■ TASK 1 ■
In the passage on predicting bank mergers, over what period is the number of acquisitions averaged for each ranking group?

■ DOCUMENT PASSAGE ■
-- START --

Ancestry data analysis

Methods to predict mergers: ancestry versus balance sheet size

There are a range of factors that may contribute to the merger and acquisition process—such as the regulatory environment, balance sheet size of a business, potential synergies across different agents, value of a brand, etc. However, we show that ancestry is the primary characteristic that captures the essential merger dynamics, and therefore synthesizes all the above factors. To illustrate this point, we considered a ranking test, to study both ancestry and balance sheet size as merger predictors, using data from the US banking industry. In figure 1, US banks are ranked based on ancestry (red) or balance sheet size (blue). The bar chart shows the time-averaged number of mergers between banks (vertical axis) by ranking group (horizontal axis). Here, an increasing ranking group corresponds to a decrease in ancestor number or balance sheet size, as appropriate. For each ranking group, the number of acquisitions is averaged over a 3 year period, starting at each year between 1992 and 2013. As shown in figure 1, ranking banks by ancestry number led to monotonically decreasing merger activity from the high- to low-ranking groups, i.e. those banks ranked higher by ancestor number systematically partook in more mergers. Ranking instead by balance sheet size, we found that the number of mergers varied far less smoothly and predictably down the ranking groups, strongly indicating ancestry as a more consistent predictor for merger likelihood.

-- END --

■ TASK 2 ■
Return the lines of the entries from the line with "Patent image size: (1386, 765)." up to and including the line with "The second sub groove 14 is at (345, 406).", unchanged.

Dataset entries
-- START --

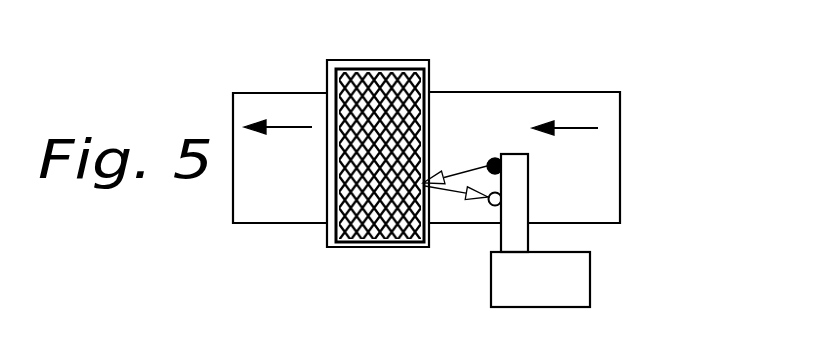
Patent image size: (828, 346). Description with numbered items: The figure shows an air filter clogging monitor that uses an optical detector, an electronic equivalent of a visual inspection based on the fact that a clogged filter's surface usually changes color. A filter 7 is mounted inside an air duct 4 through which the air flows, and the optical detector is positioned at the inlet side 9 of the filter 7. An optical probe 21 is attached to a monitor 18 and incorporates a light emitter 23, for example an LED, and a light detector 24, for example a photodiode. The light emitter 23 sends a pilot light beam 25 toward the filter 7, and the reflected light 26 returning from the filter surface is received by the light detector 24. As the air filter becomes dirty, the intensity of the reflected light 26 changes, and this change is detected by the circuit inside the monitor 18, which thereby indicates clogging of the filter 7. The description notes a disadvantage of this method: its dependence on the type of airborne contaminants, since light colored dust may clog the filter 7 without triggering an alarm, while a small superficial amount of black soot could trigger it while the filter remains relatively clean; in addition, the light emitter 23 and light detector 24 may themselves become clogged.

The air duct 4 is at (588, 97).
The filter 7 is at (373, 73).
The inlet side 9 is at (423, 118).
The monitor 18 is at (578, 286).
The optical probe 21 is at (510, 235).
The light emitter 23 is at (494, 158).
The light detector 24 is at (501, 200).
The pilot light beam 25 is at (455, 168).
The reflected light 26 is at (470, 200).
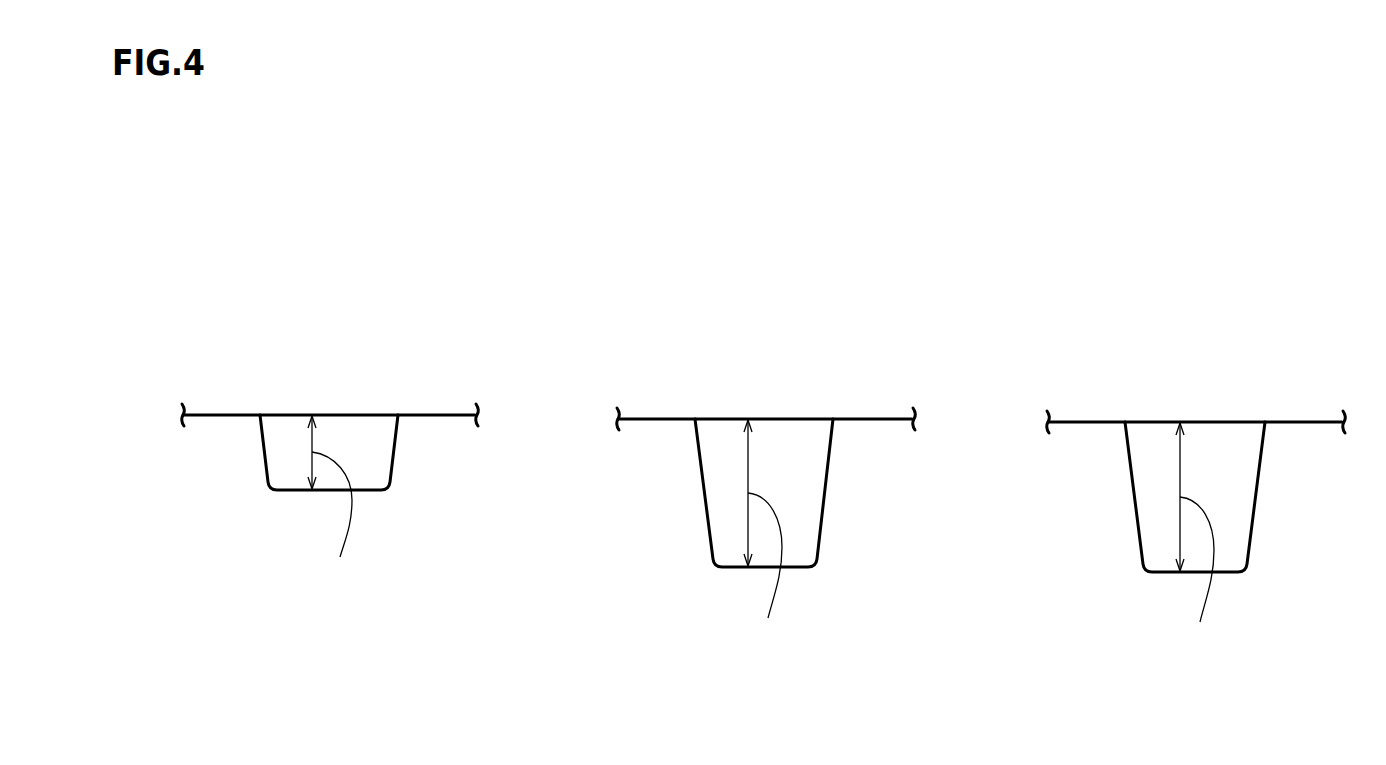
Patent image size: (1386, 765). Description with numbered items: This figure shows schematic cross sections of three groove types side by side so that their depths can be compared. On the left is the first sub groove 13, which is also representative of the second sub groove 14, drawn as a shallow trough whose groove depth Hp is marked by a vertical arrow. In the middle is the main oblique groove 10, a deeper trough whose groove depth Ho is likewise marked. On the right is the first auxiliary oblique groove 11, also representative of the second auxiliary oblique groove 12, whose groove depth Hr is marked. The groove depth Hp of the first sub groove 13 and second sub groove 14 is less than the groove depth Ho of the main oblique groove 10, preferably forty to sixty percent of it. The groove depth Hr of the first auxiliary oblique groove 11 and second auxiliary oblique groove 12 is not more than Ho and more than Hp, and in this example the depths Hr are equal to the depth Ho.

The main oblique groove 10 is at (792, 407).
The first auxiliary oblique groove 11 is at (1196, 474).
The second auxiliary oblique groove 12 is at (1223, 413).
The first sub groove 13 is at (330, 436).
The second sub groove 14 is at (345, 406).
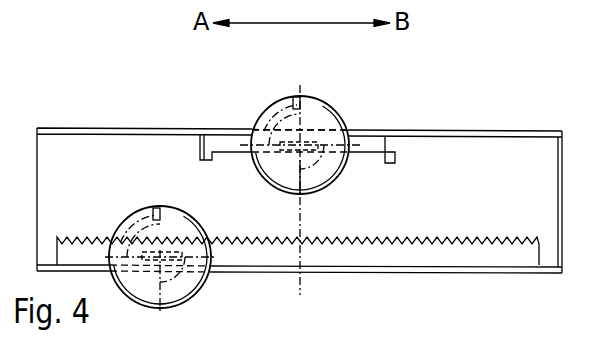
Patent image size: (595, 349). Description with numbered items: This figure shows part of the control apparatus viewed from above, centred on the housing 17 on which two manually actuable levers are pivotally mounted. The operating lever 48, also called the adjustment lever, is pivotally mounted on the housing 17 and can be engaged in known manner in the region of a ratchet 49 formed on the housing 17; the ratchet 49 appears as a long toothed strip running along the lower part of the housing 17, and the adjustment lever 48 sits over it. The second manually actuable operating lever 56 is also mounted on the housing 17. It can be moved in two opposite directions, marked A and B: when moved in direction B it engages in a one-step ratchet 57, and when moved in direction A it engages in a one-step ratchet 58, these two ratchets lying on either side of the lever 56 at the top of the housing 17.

The housing 17 is at (483, 180).
The operating lever 48 is at (161, 250).
The ratchet 49 is at (425, 237).
The second manually actuable operating lever 56 is at (297, 145).
The one-step ratchet 57 is at (391, 151).
The one-step ratchet 58 is at (207, 137).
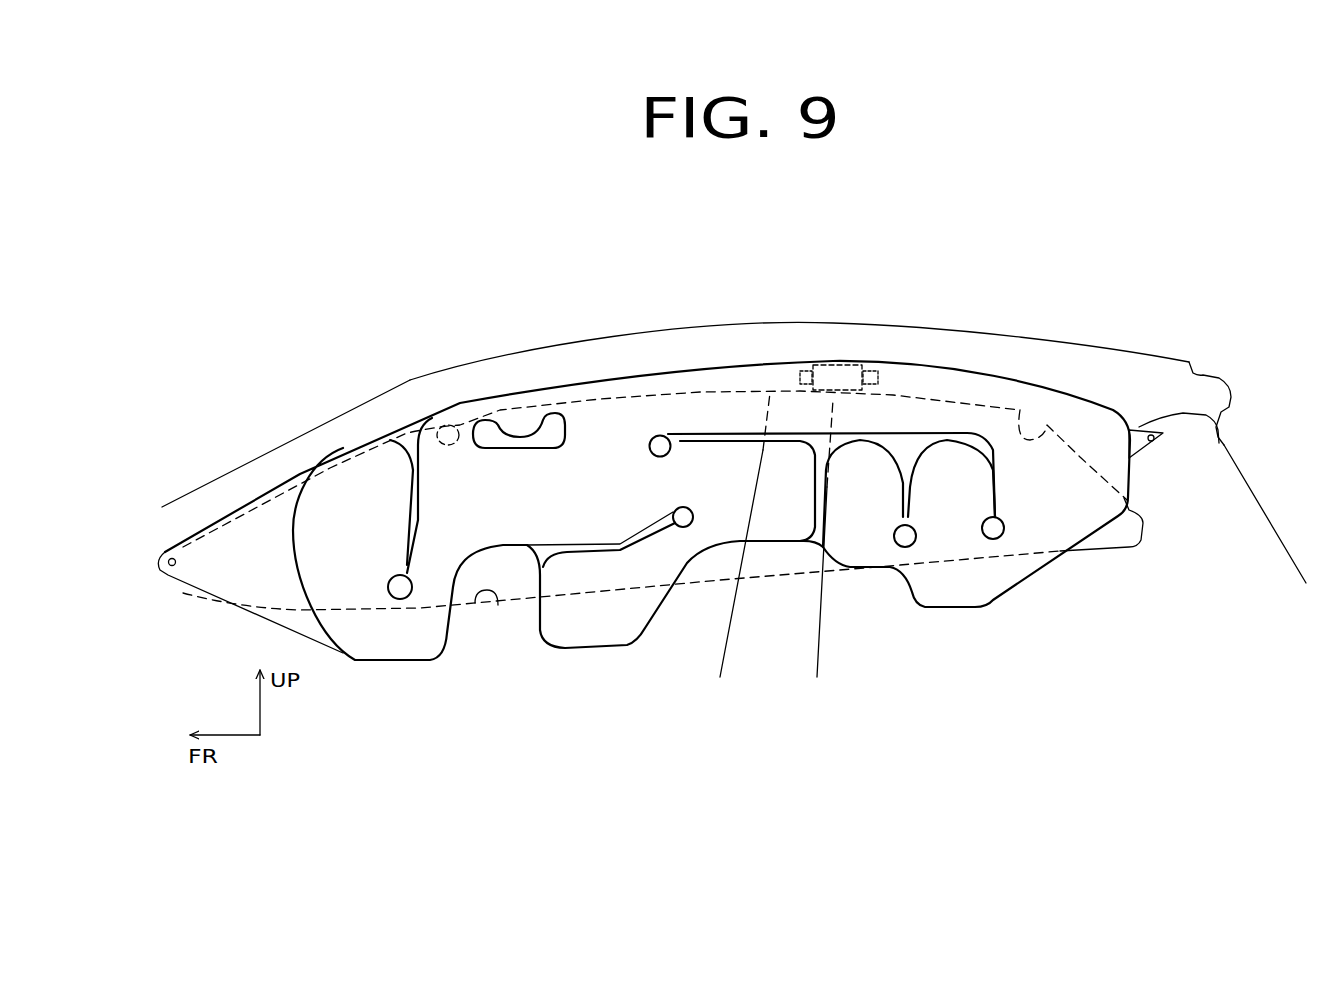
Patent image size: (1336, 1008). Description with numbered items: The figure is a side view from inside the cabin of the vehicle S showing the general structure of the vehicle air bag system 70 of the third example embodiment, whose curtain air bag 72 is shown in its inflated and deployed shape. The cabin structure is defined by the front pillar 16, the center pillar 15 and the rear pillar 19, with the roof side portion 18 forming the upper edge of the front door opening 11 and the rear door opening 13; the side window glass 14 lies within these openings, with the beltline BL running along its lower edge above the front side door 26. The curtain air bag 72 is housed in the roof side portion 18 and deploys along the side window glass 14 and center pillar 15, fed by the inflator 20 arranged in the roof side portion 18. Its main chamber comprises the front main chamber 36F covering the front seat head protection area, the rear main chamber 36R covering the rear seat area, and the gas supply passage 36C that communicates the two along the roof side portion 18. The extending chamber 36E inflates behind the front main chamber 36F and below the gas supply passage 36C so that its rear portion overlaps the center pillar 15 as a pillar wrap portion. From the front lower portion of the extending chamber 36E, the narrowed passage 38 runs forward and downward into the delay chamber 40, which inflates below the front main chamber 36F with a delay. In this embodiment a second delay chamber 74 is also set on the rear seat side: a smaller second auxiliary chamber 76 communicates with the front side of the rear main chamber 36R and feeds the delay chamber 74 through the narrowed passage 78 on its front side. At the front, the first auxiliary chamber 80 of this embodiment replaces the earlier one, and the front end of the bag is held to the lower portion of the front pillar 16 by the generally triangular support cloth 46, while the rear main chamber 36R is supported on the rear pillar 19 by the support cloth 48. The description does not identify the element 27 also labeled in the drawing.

-- END --

■ CORRECT RESULT 1 ■
A 3 year period, starting at each year between 1992 and 2013.

■ CORRECT RESULT 2 ■
Patent image size: (1386, 765). Description with numbered items: This figure shows schematic cross sections of three groove types side by side so that their depths can be compared. On the left is the first sub groove 13, which is also representative of the second sub groove 14, drawn as a shallow trough whose groove depth Hp is marked by a vertical arrow. In the middle is the main oblique groove 10, a deeper trough whose groove depth Ho is likewise marked. On the right is the first auxiliary oblique groove 11, also representative of the second auxiliary oblique groove 12, whose groove depth Hr is marked. The groove depth Hp of the first sub groove 13 and second sub groove 14 is less than the groove depth Ho of the main oblique groove 10, preferably forty to sixty percent of it. The groove depth Hr of the first auxiliary oblique groove 11 and second auxiliary oblique groove 12 is not more than Ho and more than Hp, and in this example the depths Hr are equal to the depth Ho.

The main oblique groove 10 is at (792, 407).
The first auxiliary oblique groove 11 is at (1196, 474).
The second auxiliary oblique groove 12 is at (1223, 413).
The first sub groove 13 is at (330, 436).
The second sub groove 14 is at (345, 406).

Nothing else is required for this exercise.